• WORK TO BE COMPLETED:
Give the listing again in full, exactly as written.

(Rows from a figure dataset)

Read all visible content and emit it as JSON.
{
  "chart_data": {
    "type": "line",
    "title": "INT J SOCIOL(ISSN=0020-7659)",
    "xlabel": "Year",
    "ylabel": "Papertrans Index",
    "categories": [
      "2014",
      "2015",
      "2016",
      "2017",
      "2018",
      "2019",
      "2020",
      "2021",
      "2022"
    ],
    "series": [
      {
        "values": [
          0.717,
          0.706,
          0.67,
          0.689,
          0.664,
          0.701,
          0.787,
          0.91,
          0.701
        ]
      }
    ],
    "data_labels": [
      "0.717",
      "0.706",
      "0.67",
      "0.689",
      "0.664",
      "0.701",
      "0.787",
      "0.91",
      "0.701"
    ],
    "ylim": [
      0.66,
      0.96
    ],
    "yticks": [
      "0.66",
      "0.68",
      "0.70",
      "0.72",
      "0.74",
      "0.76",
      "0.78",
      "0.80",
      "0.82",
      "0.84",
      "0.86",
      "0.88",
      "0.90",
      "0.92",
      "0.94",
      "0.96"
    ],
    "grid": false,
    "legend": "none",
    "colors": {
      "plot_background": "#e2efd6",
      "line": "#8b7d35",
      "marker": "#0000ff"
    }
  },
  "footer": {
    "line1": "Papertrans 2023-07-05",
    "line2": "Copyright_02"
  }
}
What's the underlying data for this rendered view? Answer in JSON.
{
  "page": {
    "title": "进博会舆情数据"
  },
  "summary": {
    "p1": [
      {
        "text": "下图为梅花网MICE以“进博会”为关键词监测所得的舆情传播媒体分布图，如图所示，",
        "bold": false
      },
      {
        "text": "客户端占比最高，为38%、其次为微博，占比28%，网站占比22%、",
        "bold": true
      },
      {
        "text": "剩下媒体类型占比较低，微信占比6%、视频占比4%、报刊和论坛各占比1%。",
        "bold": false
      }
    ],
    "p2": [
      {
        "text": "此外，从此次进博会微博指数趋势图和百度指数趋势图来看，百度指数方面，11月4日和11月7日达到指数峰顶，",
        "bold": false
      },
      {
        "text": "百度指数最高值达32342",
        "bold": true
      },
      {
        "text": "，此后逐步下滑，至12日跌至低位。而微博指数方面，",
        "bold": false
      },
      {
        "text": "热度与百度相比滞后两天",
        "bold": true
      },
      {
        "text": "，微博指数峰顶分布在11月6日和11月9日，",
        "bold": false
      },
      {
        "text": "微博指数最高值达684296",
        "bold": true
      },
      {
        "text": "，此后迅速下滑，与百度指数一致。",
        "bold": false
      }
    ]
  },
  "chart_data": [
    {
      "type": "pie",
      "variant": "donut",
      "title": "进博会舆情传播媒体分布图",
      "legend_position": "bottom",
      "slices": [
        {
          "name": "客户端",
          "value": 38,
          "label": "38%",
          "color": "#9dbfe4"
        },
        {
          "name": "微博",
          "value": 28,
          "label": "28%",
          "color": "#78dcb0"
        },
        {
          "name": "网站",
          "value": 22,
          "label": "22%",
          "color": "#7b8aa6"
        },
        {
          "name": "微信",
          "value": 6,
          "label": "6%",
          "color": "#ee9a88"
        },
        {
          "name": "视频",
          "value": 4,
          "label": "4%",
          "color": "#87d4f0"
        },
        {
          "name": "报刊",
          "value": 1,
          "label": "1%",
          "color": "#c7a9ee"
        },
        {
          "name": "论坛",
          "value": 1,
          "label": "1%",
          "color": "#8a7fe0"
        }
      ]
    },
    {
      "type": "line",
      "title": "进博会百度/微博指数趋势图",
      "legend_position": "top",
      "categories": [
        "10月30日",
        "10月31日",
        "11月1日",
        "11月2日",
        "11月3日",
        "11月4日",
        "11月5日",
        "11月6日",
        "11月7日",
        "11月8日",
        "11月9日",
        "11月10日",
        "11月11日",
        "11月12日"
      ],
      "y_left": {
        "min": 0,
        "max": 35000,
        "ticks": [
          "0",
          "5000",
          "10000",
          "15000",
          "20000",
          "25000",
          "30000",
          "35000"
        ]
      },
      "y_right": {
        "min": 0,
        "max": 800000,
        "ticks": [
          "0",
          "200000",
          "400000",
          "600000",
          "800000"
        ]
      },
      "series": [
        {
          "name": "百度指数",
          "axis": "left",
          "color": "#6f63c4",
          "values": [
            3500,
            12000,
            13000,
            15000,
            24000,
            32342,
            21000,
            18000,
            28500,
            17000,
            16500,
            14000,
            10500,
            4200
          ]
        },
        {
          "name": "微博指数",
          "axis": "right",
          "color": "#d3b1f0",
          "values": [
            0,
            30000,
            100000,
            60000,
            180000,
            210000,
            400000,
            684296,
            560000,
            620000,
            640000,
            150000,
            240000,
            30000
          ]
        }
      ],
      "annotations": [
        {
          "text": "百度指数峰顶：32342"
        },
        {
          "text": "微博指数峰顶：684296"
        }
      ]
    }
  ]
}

• FINAL RESULT:
Read all visible content and emit it as JSON.
{
  "chart_data": {
    "type": "line",
    "title": "INT J SOCIOL(ISSN=0020-7659)",
    "xlabel": "Year",
    "ylabel": "Papertrans Index",
    "categories": [
      "2014",
      "2015",
      "2016",
      "2017",
      "2018",
      "2019",
      "2020",
      "2021",
      "2022"
    ],
    "series": [
      {
        "values": [
          0.717,
          0.706,
          0.67,
          0.689,
          0.664,
          0.701,
          0.787,
          0.91,
          0.701
        ]
      }
    ],
    "data_labels": [
      "0.717",
      "0.706",
      "0.67",
      "0.689",
      "0.664",
      "0.701",
      "0.787",
      "0.91",
      "0.701"
    ],
    "ylim": [
      0.66,
      0.96
    ],
    "yticks": [
      "0.66",
      "0.68",
      "0.70",
      "0.72",
      "0.74",
      "0.76",
      "0.78",
      "0.80",
      "0.82",
      "0.84",
      "0.86",
      "0.88",
      "0.90",
      "0.92",
      "0.94",
      "0.96"
    ],
    "grid": false,
    "legend": "none",
    "colors": {
      "plot_background": "#e2efd6",
      "line": "#8b7d35",
      "marker": "#0000ff"
    }
  },
  "footer": {
    "line1": "Papertrans 2023-07-05",
    "line2": "Copyright_02"
  }
}
What's the underlying data for this rendered view? Answer in JSON.
{
  "page": {
    "title": "进博会舆情数据"
  },
  "summary": {
    "p1": [
      {
        "text": "下图为梅花网MICE以“进博会”为关键词监测所得的舆情传播媒体分布图，如图所示，",
        "bold": false
      },
      {
        "text": "客户端占比最高，为38%、其次为微博，占比28%，网站占比22%、",
        "bold": true
      },
      {
        "text": "剩下媒体类型占比较低，微信占比6%、视频占比4%、报刊和论坛各占比1%。",
        "bold": false
      }
    ],
    "p2": [
      {
        "text": "此外，从此次进博会微博指数趋势图和百度指数趋势图来看，百度指数方面，11月4日和11月7日达到指数峰顶，",
        "bold": false
      },
      {
        "text": "百度指数最高值达32342",
        "bold": true
      },
      {
        "text": "，此后逐步下滑，至12日跌至低位。而微博指数方面，",
        "bold": false
      },
      {
        "text": "热度与百度相比滞后两天",
        "bold": true
      },
      {
        "text": "，微博指数峰顶分布在11月6日和11月9日，",
        "bold": false
      },
      {
        "text": "微博指数最高值达684296",
        "bold": true
      },
      {
        "text": "，此后迅速下滑，与百度指数一致。",
        "bold": false
      }
    ]
  },
  "chart_data": [
    {
      "type": "pie",
      "variant": "donut",
      "title": "进博会舆情传播媒体分布图",
      "legend_position": "bottom",
      "slices": [
        {
          "name": "客户端",
          "value": 38,
          "label": "38%",
          "color": "#9dbfe4"
        },
        {
          "name": "微博",
          "value": 28,
          "label": "28%",
          "color": "#78dcb0"
        },
        {
          "name": "网站",
          "value": 22,
          "label": "22%",
          "color": "#7b8aa6"
        },
        {
          "name": "微信",
          "value": 6,
          "label": "6%",
          "color": "#ee9a88"
        },
        {
          "name": "视频",
          "value": 4,
          "label": "4%",
          "color": "#87d4f0"
        },
        {
          "name": "报刊",
          "value": 1,
          "label": "1%",
          "color": "#c7a9ee"
        },
        {
          "name": "论坛",
          "value": 1,
          "label": "1%",
          "color": "#8a7fe0"
        }
      ]
    },
    {
      "type": "line",
      "title": "进博会百度/微博指数趋势图",
      "legend_position": "top",
      "categories": [
        "10月30日",
        "10月31日",
        "11月1日",
        "11月2日",
        "11月3日",
        "11月4日",
        "11月5日",
        "11月6日",
        "11月7日",
        "11月8日",
        "11月9日",
        "11月10日",
        "11月11日",
        "11月12日"
      ],
      "y_left": {
        "min": 0,
        "max": 35000,
        "ticks": [
          "0",
          "5000",
          "10000",
          "15000",
          "20000",
          "25000",
          "30000",
          "35000"
        ]
      },
      "y_right": {
        "min": 0,
        "max": 800000,
        "ticks": [
          "0",
          "200000",
          "400000",
          "600000",
          "800000"
        ]
      },
      "series": [
        {
          "name": "百度指数",
          "axis": "left",
          "color": "#6f63c4",
          "values": [
            3500,
            12000,
            13000,
            15000,
            24000,
            32342,
            21000,
            18000,
            28500,
            17000,
            16500,
            14000,
            10500,
            4200
          ]
        },
        {
          "name": "微博指数",
          "axis": "right",
          "color": "#d3b1f0",
          "values": [
            0,
            30000,
            100000,
            60000,
            180000,
            210000,
            400000,
            684296,
            560000,
            620000,
            640000,
            150000,
            240000,
            30000
          ]
        }
      ],
      "annotations": [
        {
          "text": "百度指数峰顶：32342"
        },
        {
          "text": "微博指数峰顶：684296"
        }
      ]
    }
  ]
}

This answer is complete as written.